# [INSTRUCTIONS FOR THE TASK]
Gather up every line from the entries below that uses the word "ffffff".

# [AVAILABLE DATA]
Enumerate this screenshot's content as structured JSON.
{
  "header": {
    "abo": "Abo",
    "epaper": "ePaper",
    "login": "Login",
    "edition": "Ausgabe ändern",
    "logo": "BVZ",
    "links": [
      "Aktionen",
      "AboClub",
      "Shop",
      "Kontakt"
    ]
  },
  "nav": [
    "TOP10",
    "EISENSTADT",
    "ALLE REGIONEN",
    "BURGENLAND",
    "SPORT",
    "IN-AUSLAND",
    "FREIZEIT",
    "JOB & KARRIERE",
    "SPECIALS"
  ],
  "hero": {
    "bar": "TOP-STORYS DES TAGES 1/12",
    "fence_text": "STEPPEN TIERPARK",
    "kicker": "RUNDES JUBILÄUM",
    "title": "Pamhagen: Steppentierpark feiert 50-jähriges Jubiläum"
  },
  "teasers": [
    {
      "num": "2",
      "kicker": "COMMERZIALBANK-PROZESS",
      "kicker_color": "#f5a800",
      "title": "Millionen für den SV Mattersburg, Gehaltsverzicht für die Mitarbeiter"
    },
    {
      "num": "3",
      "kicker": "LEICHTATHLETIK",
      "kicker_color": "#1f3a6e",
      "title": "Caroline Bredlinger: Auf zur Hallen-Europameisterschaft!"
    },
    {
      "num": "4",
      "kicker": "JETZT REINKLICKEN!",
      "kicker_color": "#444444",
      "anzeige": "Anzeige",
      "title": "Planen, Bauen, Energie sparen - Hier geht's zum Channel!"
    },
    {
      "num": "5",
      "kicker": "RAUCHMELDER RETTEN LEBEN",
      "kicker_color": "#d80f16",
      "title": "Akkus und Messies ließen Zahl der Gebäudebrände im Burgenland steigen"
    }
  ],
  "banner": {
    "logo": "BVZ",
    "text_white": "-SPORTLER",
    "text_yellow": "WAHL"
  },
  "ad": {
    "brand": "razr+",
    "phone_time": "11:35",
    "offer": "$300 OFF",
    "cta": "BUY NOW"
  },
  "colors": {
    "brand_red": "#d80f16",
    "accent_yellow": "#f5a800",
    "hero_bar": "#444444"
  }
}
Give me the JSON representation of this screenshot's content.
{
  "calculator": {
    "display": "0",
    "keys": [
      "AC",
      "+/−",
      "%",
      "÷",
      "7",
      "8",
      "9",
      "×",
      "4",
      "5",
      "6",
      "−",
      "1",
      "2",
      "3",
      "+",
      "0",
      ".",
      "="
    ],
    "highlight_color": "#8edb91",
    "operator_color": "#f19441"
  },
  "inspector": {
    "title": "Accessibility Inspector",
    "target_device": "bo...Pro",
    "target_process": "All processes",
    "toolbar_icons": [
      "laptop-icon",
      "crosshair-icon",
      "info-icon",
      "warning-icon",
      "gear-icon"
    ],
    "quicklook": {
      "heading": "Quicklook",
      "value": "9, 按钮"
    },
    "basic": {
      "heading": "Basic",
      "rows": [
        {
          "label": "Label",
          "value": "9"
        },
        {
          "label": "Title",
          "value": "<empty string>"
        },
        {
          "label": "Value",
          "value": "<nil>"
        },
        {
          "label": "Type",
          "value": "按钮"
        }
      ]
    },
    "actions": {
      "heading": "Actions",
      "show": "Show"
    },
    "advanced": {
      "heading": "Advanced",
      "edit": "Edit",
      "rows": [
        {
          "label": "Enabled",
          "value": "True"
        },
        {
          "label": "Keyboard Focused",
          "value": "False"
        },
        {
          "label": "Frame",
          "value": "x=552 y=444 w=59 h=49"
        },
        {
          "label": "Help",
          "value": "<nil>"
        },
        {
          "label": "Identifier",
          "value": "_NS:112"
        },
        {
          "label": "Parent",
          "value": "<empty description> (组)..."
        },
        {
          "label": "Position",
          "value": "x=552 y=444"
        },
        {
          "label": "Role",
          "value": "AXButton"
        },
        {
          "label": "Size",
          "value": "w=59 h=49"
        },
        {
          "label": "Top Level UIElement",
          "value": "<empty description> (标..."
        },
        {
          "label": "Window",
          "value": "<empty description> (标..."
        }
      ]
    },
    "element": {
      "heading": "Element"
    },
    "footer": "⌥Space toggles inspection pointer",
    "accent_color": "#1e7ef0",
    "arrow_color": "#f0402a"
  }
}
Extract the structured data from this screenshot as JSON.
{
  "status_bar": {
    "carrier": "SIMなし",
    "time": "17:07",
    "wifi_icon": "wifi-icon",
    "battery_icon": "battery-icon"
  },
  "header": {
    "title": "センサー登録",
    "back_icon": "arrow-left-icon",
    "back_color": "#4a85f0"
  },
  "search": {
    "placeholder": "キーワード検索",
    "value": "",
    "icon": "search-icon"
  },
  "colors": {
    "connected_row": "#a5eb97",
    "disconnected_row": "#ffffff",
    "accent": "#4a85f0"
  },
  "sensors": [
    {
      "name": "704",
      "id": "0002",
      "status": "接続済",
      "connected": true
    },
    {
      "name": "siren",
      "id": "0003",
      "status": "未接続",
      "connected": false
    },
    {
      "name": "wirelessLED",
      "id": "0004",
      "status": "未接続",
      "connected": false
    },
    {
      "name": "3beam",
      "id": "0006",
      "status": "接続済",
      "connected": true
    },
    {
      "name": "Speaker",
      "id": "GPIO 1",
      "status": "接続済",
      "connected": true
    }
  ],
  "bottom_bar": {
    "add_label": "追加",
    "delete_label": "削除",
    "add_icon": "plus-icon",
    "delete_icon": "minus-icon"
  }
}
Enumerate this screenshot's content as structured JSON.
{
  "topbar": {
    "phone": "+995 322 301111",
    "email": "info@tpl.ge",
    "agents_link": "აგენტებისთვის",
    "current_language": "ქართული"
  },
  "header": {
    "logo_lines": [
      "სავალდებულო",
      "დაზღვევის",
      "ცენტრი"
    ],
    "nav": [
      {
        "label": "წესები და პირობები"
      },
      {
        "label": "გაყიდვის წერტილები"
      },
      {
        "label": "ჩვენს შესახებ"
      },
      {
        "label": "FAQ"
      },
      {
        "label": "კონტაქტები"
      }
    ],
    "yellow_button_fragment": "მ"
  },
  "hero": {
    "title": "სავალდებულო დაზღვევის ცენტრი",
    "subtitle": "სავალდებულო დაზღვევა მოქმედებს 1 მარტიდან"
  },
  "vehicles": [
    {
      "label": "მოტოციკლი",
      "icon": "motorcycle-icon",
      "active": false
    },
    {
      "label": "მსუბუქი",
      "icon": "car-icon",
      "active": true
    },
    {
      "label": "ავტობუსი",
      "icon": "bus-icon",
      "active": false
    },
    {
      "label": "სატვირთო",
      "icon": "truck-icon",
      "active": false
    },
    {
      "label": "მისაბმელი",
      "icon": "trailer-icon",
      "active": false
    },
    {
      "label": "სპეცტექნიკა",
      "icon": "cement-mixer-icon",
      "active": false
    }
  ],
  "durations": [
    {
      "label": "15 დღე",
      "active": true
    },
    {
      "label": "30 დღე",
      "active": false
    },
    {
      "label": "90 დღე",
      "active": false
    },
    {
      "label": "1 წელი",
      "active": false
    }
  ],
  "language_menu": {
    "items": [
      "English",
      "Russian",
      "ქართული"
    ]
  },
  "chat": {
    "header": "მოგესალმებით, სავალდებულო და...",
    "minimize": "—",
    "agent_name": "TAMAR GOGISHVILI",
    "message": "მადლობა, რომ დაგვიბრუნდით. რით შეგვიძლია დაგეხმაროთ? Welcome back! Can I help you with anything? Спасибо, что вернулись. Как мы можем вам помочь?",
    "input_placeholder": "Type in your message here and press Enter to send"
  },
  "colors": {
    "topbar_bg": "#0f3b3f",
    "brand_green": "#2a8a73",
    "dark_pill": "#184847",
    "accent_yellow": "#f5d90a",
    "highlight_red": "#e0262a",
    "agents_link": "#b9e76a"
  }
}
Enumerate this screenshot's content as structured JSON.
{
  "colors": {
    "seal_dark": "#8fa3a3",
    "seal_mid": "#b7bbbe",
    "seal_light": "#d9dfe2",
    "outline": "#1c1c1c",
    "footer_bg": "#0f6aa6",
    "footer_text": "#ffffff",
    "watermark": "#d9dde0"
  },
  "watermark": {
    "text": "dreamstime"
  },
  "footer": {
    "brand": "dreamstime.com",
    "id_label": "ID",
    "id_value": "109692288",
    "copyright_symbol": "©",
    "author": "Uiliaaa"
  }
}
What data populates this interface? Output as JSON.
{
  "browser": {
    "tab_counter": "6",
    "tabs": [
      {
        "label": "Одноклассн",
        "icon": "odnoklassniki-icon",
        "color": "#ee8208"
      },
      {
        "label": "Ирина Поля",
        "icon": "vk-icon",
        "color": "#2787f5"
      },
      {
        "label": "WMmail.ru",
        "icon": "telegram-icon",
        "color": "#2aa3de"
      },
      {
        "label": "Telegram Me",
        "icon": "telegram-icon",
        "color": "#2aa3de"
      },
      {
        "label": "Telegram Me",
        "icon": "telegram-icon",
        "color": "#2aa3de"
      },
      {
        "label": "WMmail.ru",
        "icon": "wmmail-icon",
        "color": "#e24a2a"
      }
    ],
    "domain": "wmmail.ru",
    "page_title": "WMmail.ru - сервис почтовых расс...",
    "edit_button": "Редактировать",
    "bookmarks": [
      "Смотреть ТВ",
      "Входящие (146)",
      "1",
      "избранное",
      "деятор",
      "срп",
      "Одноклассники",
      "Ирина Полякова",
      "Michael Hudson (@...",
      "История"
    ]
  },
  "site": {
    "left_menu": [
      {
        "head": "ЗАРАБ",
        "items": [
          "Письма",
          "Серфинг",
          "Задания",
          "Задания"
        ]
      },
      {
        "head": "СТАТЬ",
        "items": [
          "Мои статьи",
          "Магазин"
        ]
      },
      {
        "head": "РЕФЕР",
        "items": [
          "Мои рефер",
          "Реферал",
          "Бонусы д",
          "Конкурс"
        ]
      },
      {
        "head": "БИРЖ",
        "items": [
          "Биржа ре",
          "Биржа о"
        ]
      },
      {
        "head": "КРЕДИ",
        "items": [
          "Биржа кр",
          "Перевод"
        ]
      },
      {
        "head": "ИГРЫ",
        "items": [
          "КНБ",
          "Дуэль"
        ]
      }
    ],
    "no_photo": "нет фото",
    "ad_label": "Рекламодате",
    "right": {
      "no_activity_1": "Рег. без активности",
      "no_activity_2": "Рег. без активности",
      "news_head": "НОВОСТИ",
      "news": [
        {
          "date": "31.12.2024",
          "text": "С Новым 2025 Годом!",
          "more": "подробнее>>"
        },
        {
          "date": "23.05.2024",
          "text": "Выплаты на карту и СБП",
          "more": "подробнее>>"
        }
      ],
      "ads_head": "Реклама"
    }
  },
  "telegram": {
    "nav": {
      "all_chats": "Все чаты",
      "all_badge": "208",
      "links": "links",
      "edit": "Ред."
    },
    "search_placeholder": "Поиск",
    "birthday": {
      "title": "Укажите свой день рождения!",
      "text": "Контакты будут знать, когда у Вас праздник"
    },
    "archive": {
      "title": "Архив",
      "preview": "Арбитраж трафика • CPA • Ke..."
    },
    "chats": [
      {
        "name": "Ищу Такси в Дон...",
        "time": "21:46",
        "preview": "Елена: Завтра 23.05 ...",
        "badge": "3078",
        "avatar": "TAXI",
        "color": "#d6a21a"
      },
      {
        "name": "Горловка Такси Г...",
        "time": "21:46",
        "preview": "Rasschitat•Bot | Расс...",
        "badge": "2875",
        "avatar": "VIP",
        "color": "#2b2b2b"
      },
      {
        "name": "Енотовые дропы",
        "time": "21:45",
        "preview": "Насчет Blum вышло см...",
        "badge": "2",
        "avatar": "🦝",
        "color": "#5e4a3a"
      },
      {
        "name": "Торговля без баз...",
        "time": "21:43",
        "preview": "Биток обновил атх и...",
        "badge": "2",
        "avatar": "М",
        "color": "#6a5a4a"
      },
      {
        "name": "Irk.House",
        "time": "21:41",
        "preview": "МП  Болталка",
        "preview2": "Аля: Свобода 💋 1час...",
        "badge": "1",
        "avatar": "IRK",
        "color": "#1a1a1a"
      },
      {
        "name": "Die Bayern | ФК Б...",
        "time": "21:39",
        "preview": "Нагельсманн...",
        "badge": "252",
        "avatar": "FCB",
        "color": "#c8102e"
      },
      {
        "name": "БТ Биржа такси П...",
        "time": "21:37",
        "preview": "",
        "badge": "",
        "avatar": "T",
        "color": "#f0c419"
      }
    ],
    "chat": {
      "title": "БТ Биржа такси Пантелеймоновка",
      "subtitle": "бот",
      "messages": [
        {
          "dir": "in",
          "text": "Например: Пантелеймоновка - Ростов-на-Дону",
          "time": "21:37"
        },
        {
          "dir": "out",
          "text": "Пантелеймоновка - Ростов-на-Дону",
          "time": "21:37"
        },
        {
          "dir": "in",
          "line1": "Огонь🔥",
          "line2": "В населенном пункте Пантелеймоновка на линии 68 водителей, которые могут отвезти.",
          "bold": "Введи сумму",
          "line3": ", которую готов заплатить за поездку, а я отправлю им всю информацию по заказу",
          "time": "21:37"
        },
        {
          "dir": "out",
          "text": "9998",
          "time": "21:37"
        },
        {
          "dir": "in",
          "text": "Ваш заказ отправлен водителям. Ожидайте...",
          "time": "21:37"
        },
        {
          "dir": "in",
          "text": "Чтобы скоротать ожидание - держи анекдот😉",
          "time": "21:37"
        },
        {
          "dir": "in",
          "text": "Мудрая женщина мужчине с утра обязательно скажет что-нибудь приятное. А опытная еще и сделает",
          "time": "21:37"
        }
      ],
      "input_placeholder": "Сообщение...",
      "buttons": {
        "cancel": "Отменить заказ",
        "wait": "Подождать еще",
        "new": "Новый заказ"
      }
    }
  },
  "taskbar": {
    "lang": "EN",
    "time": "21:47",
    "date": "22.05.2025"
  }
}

# [RIGHT ANSWER]
    "disconnected_row": "#ffffff",
    "footer_text": "#ffffff",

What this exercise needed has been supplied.